In the listing below, find every line containing "after" and copy it out.

Records from a data source:
## Start

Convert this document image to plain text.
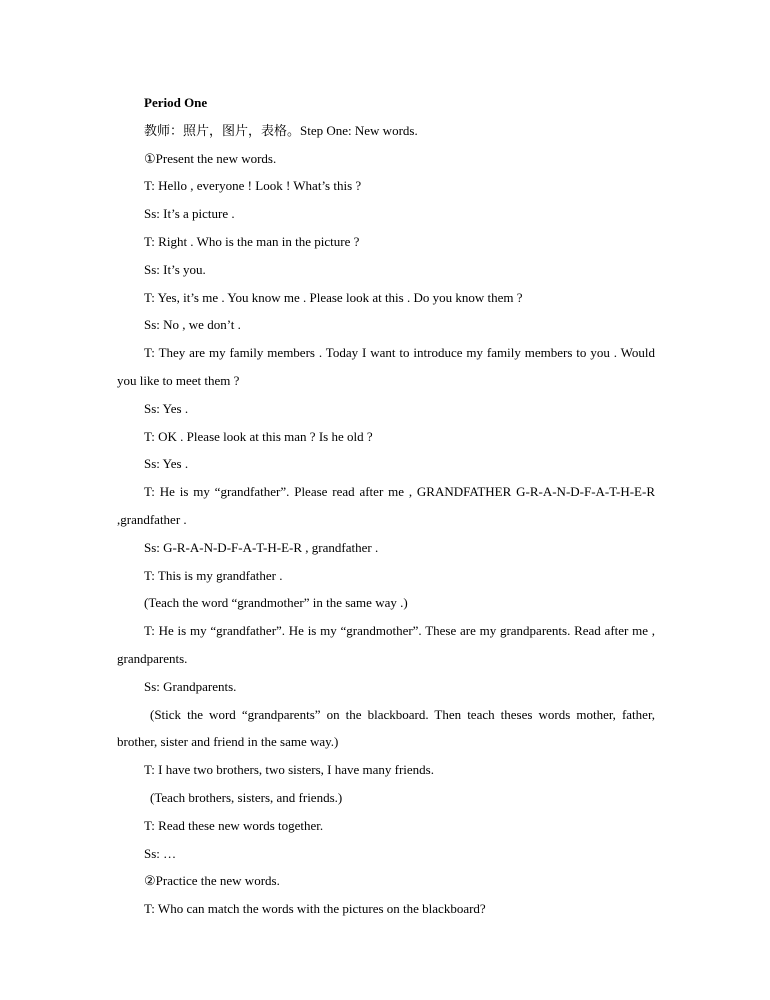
Period One

教师：照片，图片，表格。Step One: New words.

①Present the new words.

T: Hello , everyone ! Look ! What’s this ?

Ss: It’s a picture .

T: Right . Who is the man in the picture ?

Ss: It’s you.

T: Yes, it’s me . You know me . Please look at this . Do you know them ?

Ss: No , we don’t .

T: They are my family members . Today I want to introduce my family members to you . Would you like to meet them ?

Ss: Yes .

T: OK . Please look at this man ? Is he old ?

Ss: Yes .

T: He is my “grandfather”. Please read after me , GRANDFATHER G-R-A-N-D-F-A-T-H-E-R ,grandfather .

Ss: G-R-A-N-D-F-A-T-H-E-R , grandfather .

T: This is my grandfather .

(Teach the word “grandmother” in the same way .)

T: He is my “grandfather”. He is my “grandmother”. These are my grandparents. Read after me , grandparents.

Ss: Grandparents.

(Stick the word “grandparents” on the blackboard. Then teach theses words mother, father, brother, sister and friend in the same way.)

T: I have two brothers, two sisters, I have many friends.

(Teach brothers, sisters, and friends.)

T: Read these new words together.

Ss: …

②Practice the new words.

T: Who can match the words with the pictures on the blackboard?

## End

__ANSWER TO THIS EXERCISE__
T: He is my “grandfather”. Please read after me , GRANDFATHER G-R-A-N-D-F-A-T-H-E-R ,grandfather .
T: He is my “grandfather”. He is my “grandmother”. These are my grandparents. Read after me , grandparents.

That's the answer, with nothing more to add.